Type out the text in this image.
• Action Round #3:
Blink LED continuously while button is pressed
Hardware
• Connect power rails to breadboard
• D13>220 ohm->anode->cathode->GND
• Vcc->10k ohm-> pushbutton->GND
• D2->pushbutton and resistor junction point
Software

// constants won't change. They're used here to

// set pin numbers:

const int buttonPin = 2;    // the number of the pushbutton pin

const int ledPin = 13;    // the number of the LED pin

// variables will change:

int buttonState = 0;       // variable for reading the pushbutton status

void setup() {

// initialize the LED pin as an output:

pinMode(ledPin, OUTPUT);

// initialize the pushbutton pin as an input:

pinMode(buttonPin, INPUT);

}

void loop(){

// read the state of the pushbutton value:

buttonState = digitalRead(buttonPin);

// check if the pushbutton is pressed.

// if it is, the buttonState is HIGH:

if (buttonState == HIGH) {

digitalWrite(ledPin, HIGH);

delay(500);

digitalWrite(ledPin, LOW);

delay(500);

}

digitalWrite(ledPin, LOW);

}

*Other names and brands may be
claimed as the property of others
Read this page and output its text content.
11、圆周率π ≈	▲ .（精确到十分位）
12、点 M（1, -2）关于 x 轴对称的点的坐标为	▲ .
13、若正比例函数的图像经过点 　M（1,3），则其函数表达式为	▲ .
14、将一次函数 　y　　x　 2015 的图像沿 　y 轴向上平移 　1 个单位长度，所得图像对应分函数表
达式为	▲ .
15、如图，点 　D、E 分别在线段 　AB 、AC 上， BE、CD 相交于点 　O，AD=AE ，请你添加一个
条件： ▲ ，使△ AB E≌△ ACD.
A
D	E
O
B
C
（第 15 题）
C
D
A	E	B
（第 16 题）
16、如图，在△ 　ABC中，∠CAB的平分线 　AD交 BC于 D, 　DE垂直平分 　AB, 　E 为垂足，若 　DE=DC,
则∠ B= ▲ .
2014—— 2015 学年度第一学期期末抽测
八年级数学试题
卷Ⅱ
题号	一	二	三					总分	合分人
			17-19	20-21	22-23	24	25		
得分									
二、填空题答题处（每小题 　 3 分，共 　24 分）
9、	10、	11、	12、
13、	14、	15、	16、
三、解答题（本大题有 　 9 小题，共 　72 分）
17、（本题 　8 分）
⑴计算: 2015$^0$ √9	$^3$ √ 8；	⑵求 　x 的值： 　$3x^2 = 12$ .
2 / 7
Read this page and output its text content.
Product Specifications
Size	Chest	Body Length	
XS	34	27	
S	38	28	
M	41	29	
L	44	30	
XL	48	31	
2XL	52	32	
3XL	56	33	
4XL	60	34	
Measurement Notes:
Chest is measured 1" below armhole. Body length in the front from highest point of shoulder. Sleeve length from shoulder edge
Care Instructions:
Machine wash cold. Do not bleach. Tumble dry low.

==================================================

Return each line that includes "initialize".

// initialize the LED pin as an output:
// initialize the pushbutton pin as an input:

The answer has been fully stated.